▽

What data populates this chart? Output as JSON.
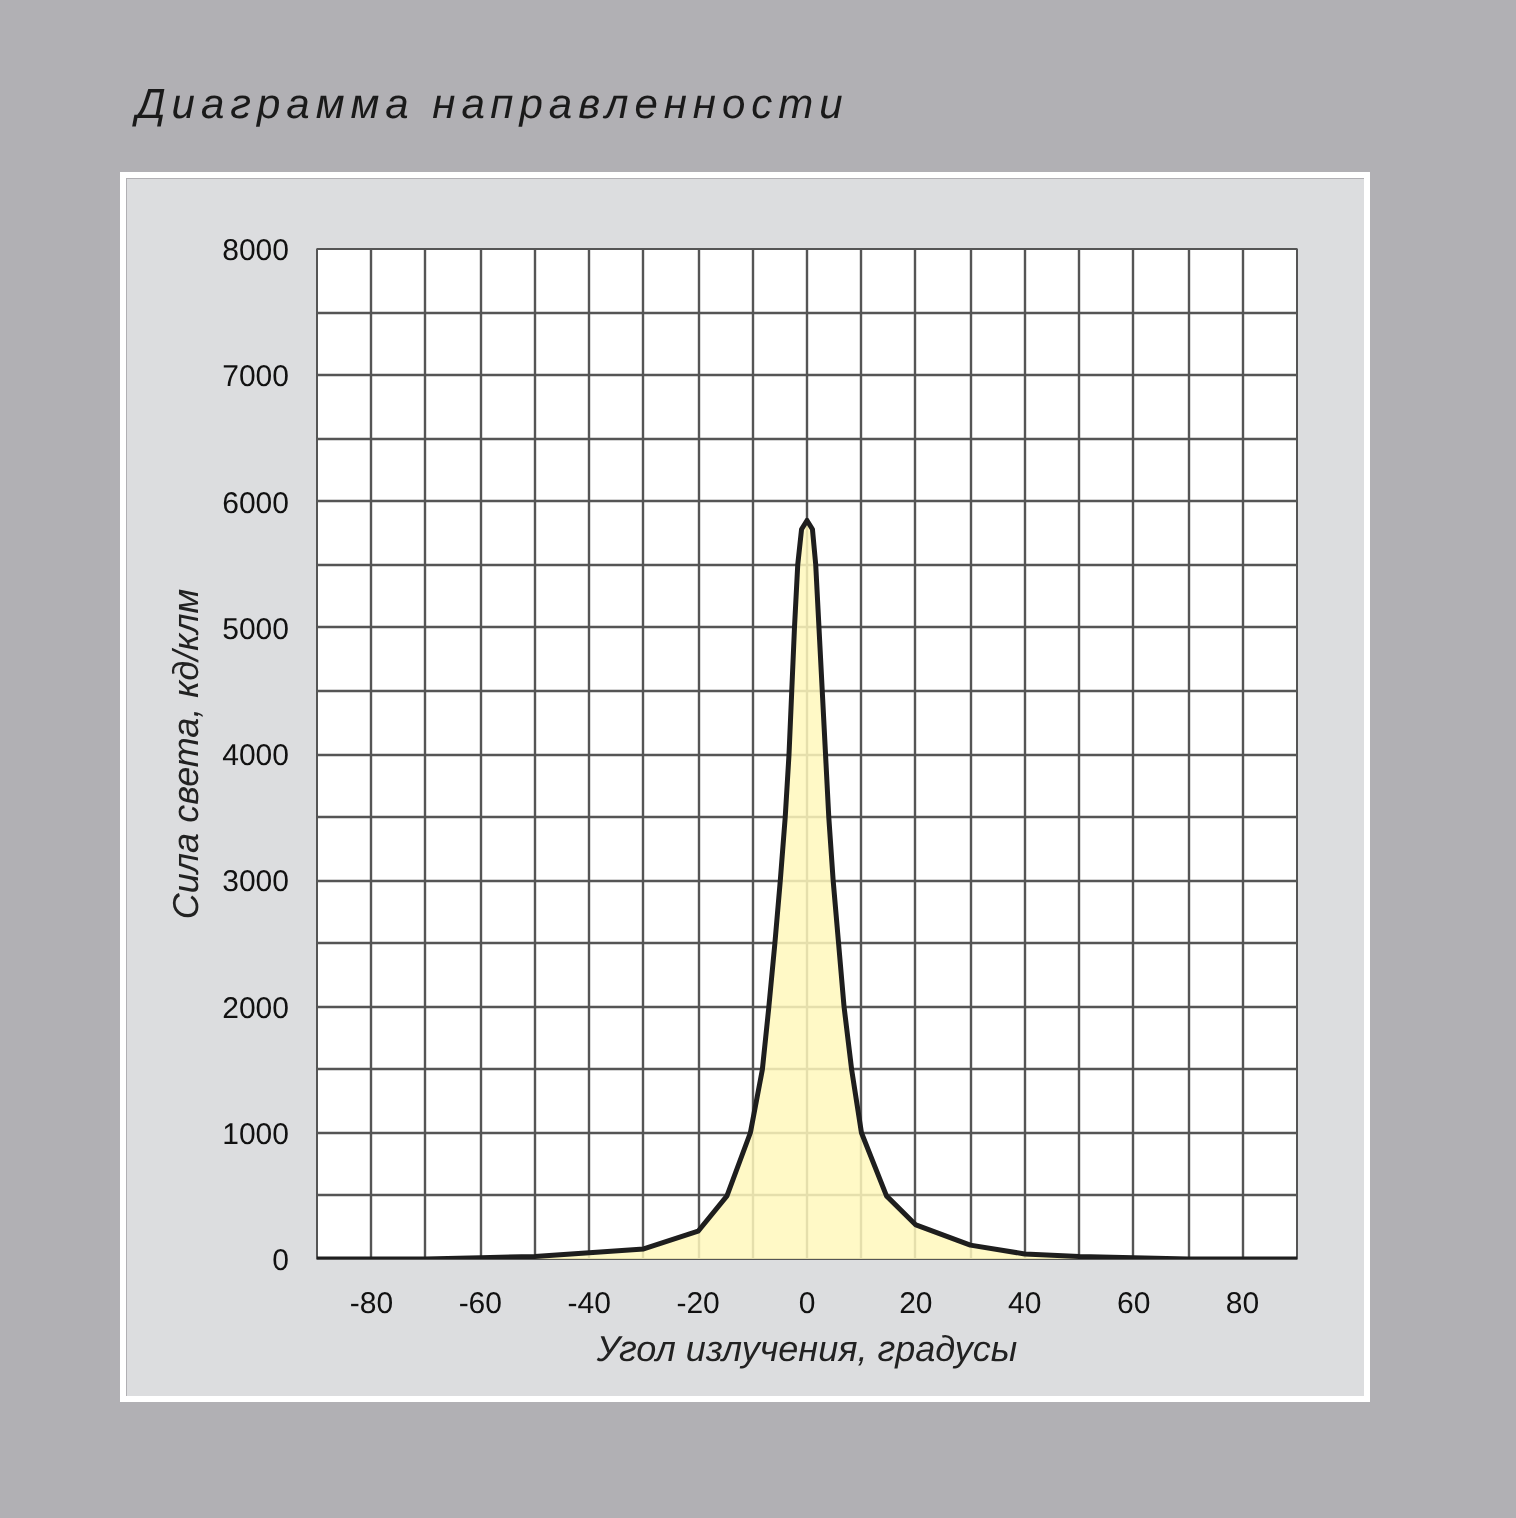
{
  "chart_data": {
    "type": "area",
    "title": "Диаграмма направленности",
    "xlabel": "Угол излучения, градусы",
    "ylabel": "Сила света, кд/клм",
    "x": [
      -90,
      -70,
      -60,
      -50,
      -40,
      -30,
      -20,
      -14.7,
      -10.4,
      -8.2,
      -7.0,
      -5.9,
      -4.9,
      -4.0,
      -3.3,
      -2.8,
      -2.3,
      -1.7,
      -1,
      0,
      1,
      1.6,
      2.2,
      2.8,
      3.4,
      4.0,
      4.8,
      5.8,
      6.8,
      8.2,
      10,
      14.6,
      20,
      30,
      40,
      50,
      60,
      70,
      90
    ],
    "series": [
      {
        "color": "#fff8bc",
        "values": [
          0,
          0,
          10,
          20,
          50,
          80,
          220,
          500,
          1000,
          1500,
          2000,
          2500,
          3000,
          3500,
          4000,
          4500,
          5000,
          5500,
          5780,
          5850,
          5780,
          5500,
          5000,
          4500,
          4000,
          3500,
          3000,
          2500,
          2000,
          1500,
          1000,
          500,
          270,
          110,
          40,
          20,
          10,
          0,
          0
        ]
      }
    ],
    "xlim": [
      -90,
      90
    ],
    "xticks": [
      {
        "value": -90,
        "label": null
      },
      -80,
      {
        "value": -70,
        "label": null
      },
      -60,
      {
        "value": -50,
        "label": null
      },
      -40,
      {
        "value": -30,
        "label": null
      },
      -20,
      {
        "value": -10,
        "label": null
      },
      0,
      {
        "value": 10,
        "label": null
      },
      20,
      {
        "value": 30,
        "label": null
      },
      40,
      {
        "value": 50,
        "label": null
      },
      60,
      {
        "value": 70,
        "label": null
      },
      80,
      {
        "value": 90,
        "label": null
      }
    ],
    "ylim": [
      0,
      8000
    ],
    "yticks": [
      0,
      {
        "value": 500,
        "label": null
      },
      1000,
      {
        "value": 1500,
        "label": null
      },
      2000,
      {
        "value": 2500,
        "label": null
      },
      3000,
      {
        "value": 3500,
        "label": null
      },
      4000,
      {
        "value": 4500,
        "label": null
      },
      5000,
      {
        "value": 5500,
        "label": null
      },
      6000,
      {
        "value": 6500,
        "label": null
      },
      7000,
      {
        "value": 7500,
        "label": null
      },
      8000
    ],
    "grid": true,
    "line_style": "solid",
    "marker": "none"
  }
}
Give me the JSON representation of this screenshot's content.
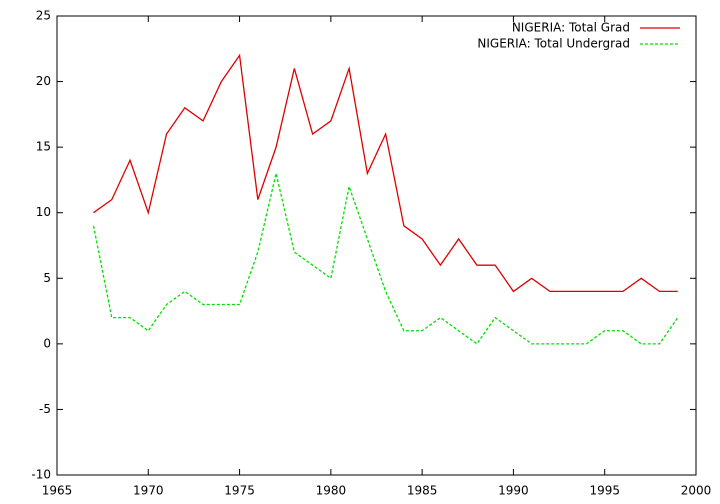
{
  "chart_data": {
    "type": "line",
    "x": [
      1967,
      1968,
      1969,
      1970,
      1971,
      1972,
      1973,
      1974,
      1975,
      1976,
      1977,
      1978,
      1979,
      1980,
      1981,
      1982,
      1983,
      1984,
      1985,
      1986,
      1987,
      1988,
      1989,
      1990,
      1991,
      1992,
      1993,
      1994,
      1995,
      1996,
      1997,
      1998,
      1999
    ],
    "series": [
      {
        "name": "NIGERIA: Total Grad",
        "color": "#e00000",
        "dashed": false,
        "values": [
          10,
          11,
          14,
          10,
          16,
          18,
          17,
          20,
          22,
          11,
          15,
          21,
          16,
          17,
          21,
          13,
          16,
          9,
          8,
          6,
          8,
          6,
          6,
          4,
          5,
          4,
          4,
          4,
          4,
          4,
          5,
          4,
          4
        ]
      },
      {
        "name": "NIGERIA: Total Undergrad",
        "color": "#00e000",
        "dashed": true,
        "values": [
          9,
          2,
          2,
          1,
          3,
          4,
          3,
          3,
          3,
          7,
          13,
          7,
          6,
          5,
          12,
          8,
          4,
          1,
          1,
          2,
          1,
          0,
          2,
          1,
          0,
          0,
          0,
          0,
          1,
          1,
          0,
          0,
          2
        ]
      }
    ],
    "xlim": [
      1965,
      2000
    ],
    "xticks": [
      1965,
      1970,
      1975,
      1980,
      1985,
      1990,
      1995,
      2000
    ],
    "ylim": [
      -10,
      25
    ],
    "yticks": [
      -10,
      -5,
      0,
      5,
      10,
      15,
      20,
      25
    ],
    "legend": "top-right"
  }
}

△

**Work to complete**
Pick out the lines containing the word "JSON" and show them.

**Complete response**
What data populates this chart? Output as JSON.
Give me the JSON representation of this screenshot's content.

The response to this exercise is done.